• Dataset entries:
■ ■ ■ ■ ■

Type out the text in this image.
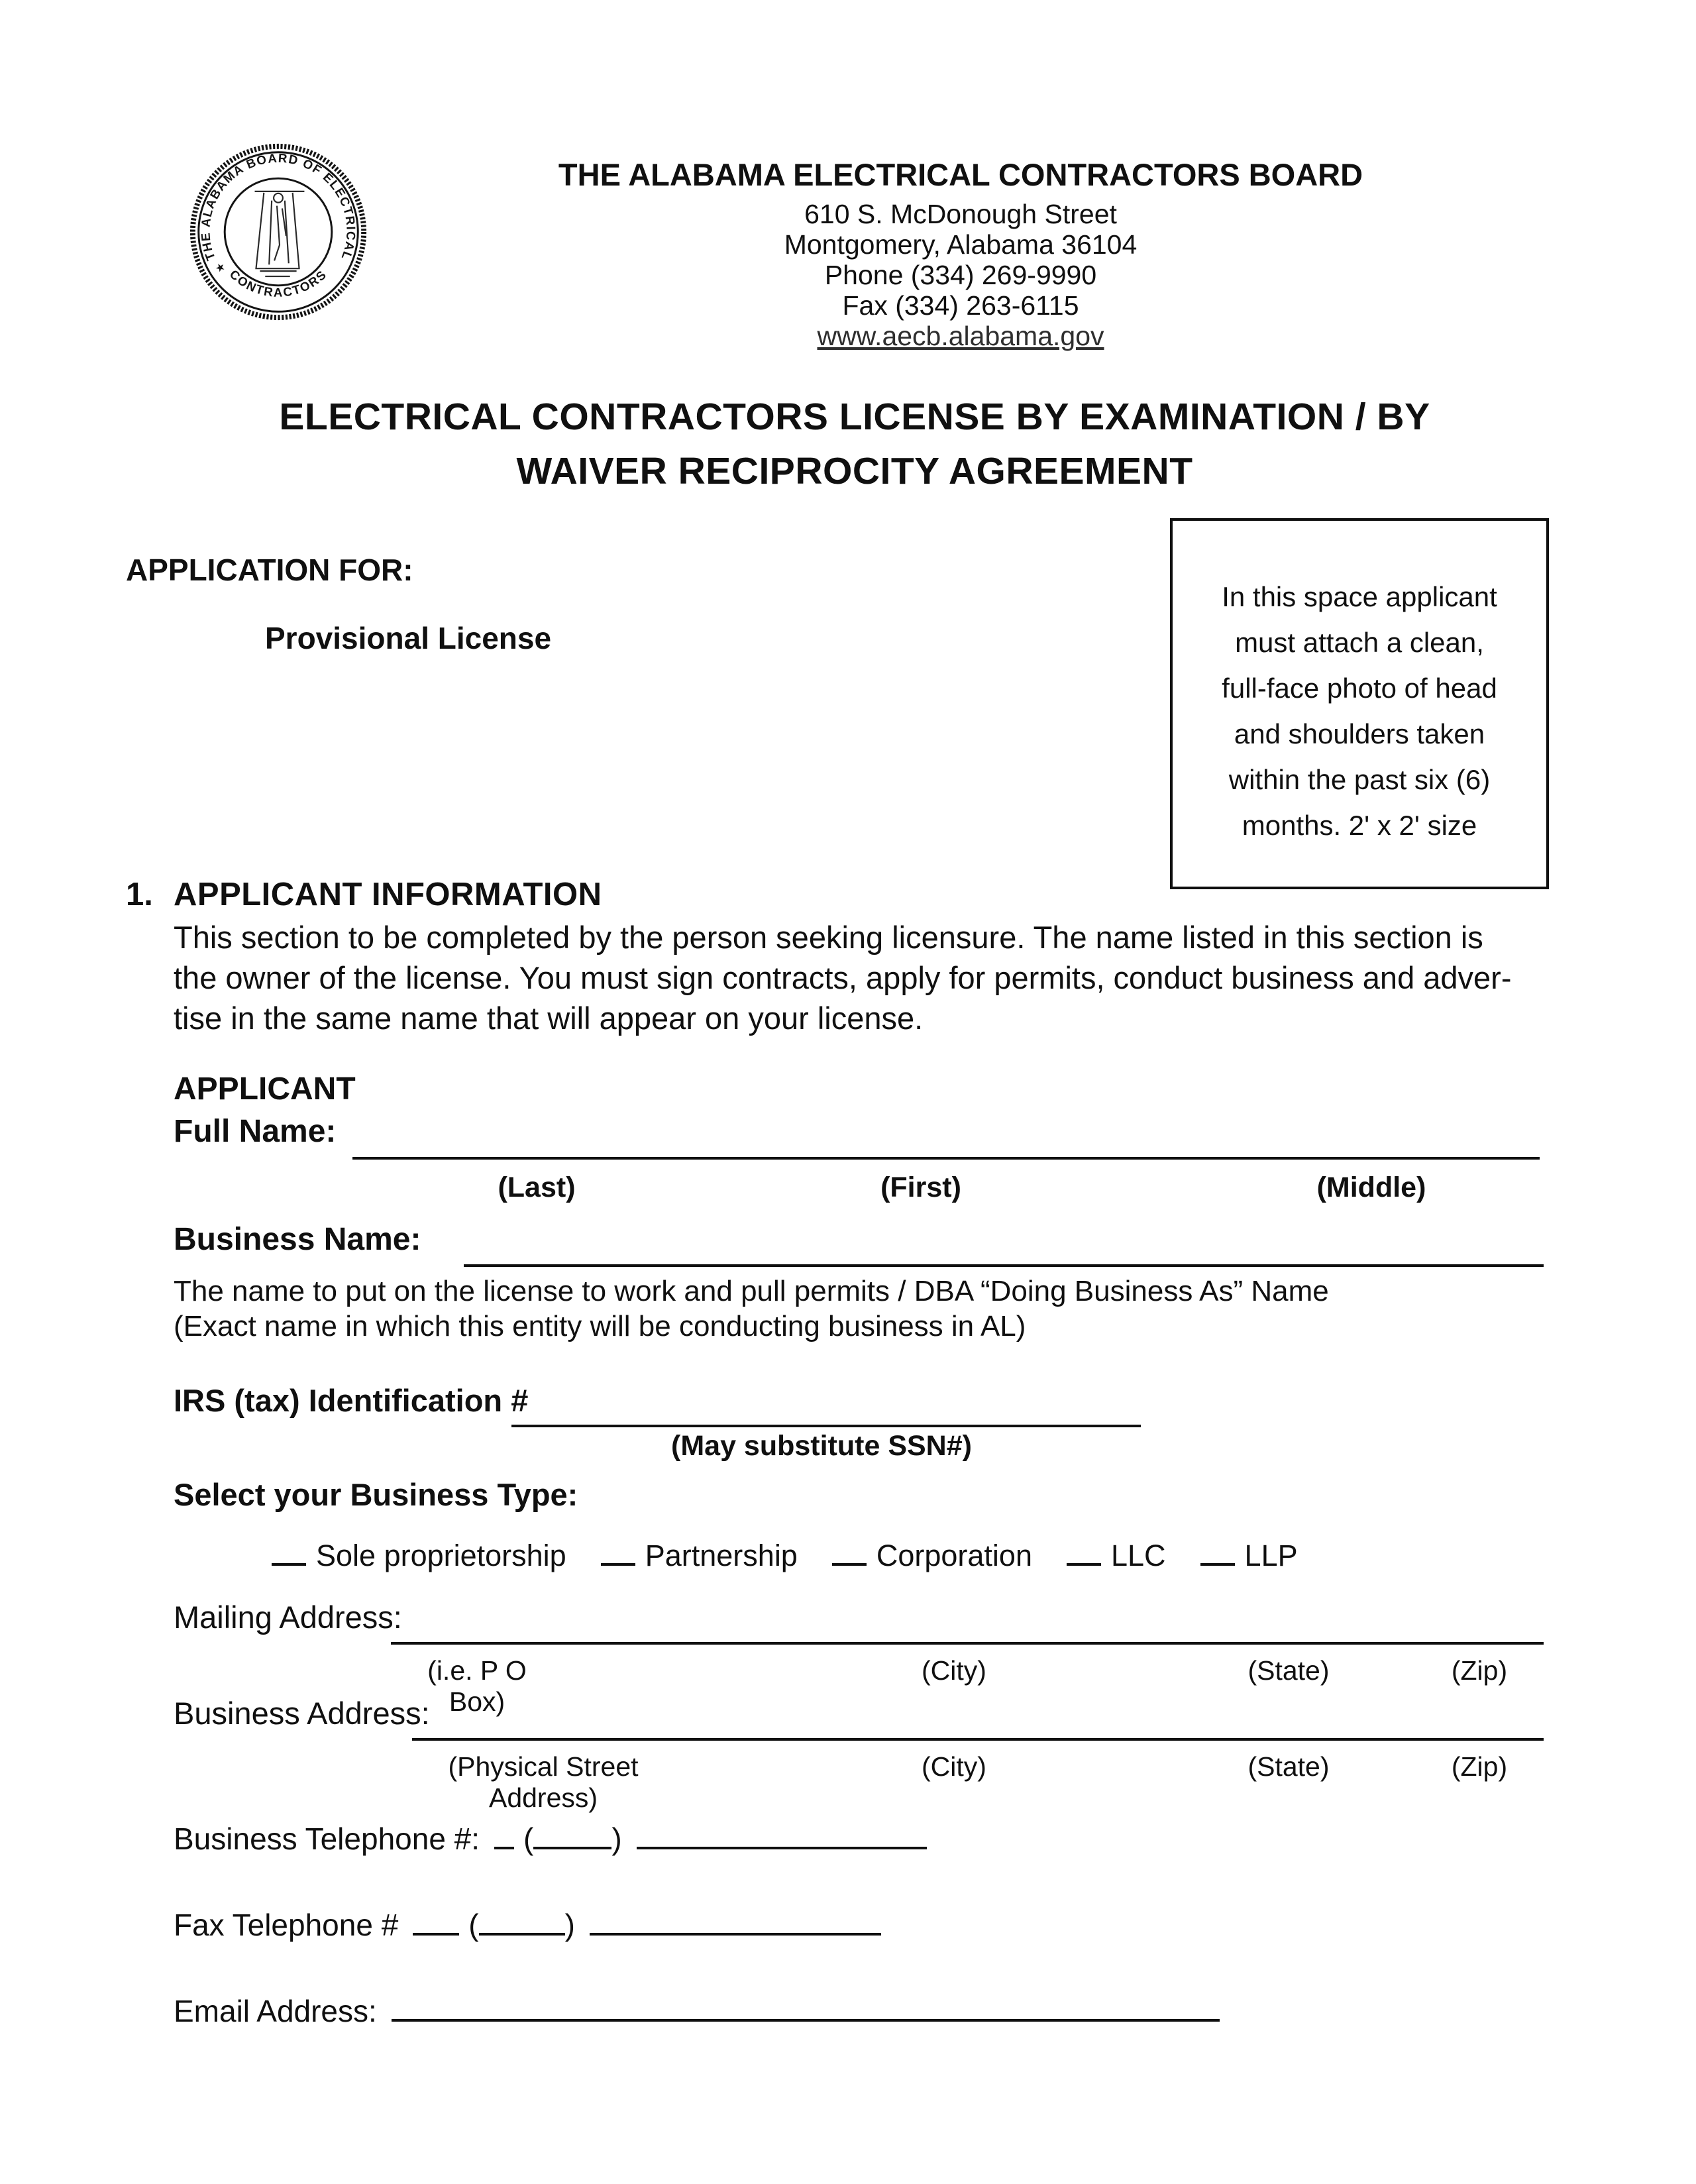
THE ALABAMA BOARD OF ELECTRICAL
CONTRACTORS
★
THE ALABAMA ELECTRICAL CONTRACTORS BOARD
610 S. McDonough Street
Montgomery, Alabama 36104
Phone (334) 269-9990
Fax (334) 263-6115
www.aecb.alabama.gov
ELECTRICAL CONTRACTORS LICENSE BY EXAMINATION / BY
WAIVER RECIPROCITY AGREEMENT
APPLICATION FOR:
Provisional License
In this space applicant
must attach a clean,
full-face photo of head
and shoulders taken
within the past six (6)
months. 2' x 2' size
1. APPLICANT INFORMATION
This section to be completed by the person seeking licensure. The name listed in this section is
the owner of the license. You must sign contracts, apply for permits, conduct business and adver-
tise in the same name that will appear on your license.
APPLICANT
Full Name:
(Last)	(First)	(Middle)
Business Name:
The name to put on the license to work and pull permits / DBA “Doing Business As” Name
(Exact name in which this entity will be conducting business in AL)
IRS (tax) Identification #
(May substitute SSN#)
Select your Business Type:
Sole proprietorship	Partnership	Corporation	LLC	LLP
Mailing Address:
(i.e. P O Box)
(City)	(State)	(Zip)
Business Address:
(Physical Street Address)
(City)	(State)	(Zip)
Business Telephone #: (	)
Fax Telephone # (	)
Email Address:
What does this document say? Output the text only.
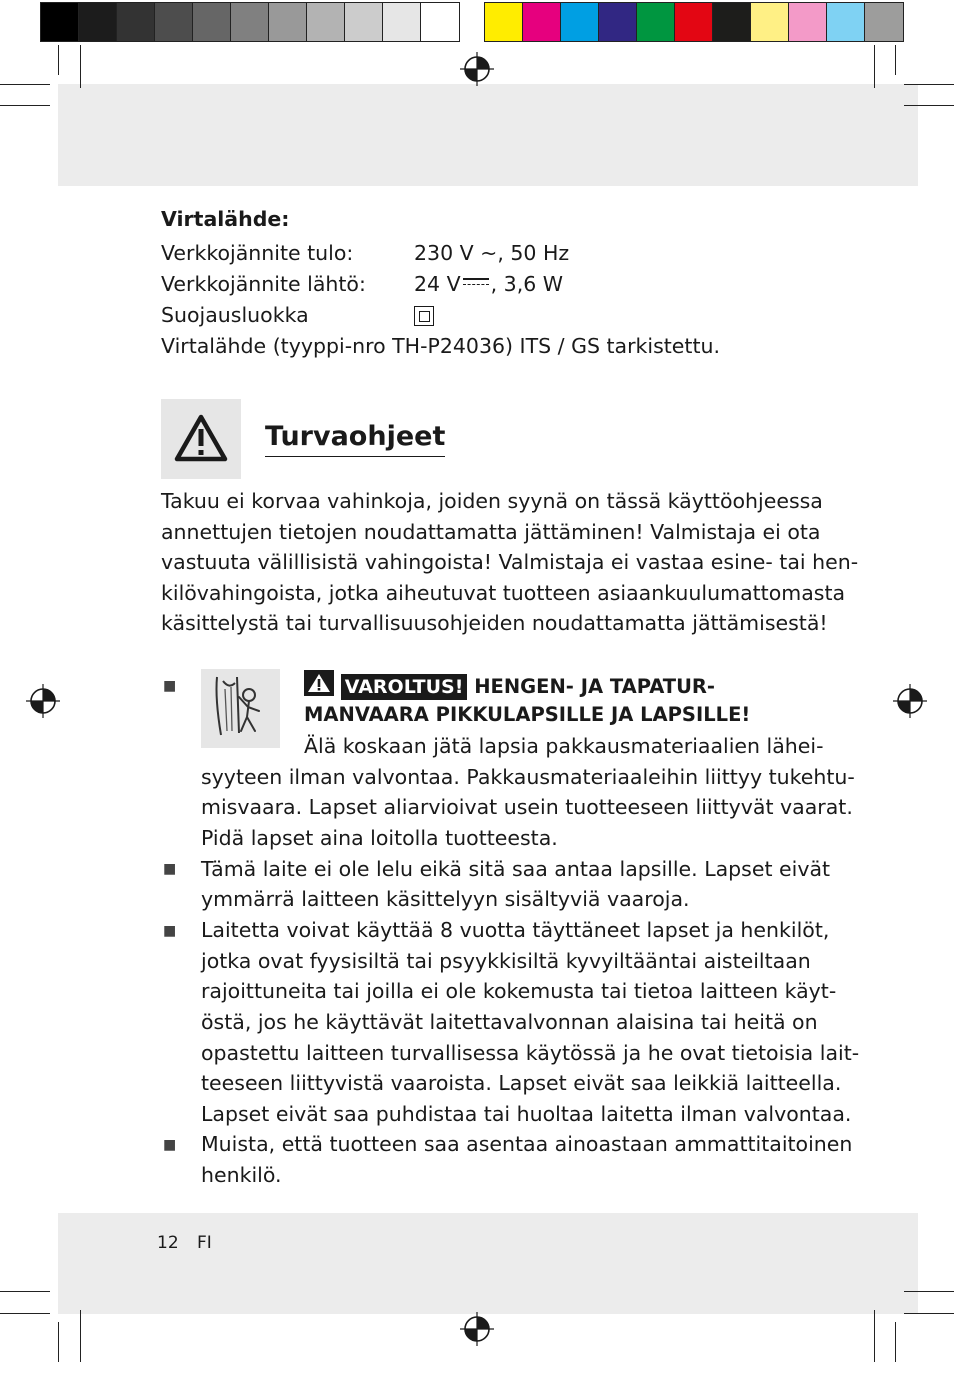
Virtalähde:
Verkkojännite tulo:	230 V ~, 50 Hz
Verkkojännite lähtö: 24 V , 3,6 W
Suojausluokka
Virtalähde (tyyppi-nro TH-P24036) ITS / GS tarkistettu.
Turvaohjeet
Takuu ei korvaa vahinkoja, joiden syynä on tässä käyttöohjeessa
annettujen tietojen noudattamatta jättäminen! Valmistaja ei ota
vastuuta välillisistä vahingoista! Valmistaja ei vastaa esine- tai hen-
kilövahingoista, jotka aiheutuvat tuotteen asiaankuulumattomasta
käsittelystä tai turvallisuusohjeiden noudattamatta jättämisestä!
■	VAROLTUS! HENGEN- JA TAPATUR-
MANVAARA PIKKULAPSILLE JA LAPSILLE!
Älä koskaan jätä lapsia pakkausmateriaalien lähei-
syyteen ilman valvontaa. Pakkausmateriaaleihin liittyy tukehtu-
misvaara. Lapset aliarvioivat usein tuotteeseen liittyvät vaarat.
Pidä lapset aina loitolla tuotteesta.
■ Tämä laite ei ole lelu eikä sitä saa antaa lapsille. Lapset eivät
ymmärrä laitteen käsittelyyn sisältyviä vaaroja.
■ Laitetta voivat käyttää 8 vuotta täyttäneet lapset ja henkilöt,
jotka ovat fyysisiltä tai psyykkisiltä kyvyiltääntai aisteiltaan
rajoittuneita tai joilla ei ole kokemusta tai tietoa laitteen käyt-
östä, jos he käyttävät laitettavalvonnan alaisina tai heitä on
opastettu laitteen turvallisessa käytössä ja he ovat tietoisia lait-
teeseen liittyvistä vaaroista. Lapset eivät saa leikkiä laitteella.
Lapset eivät saa puhdistaa tai huoltaa laitetta ilman valvontaa.
■ Muista, että tuotteen saa asentaa ainoastaan ammattitaitoinen
henkilö.
12 FI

■ ■ ■ ■ ■

• Stated task: Report every line in the data above in which the word "this" appears.

• Task result:
Type out the text in this image.
In this space applicant
This section to be completed by the person seeking licensure. The name listed in this section is
(Exact name in which this entity will be conducting business in AL)
What does this document say? Output the text only.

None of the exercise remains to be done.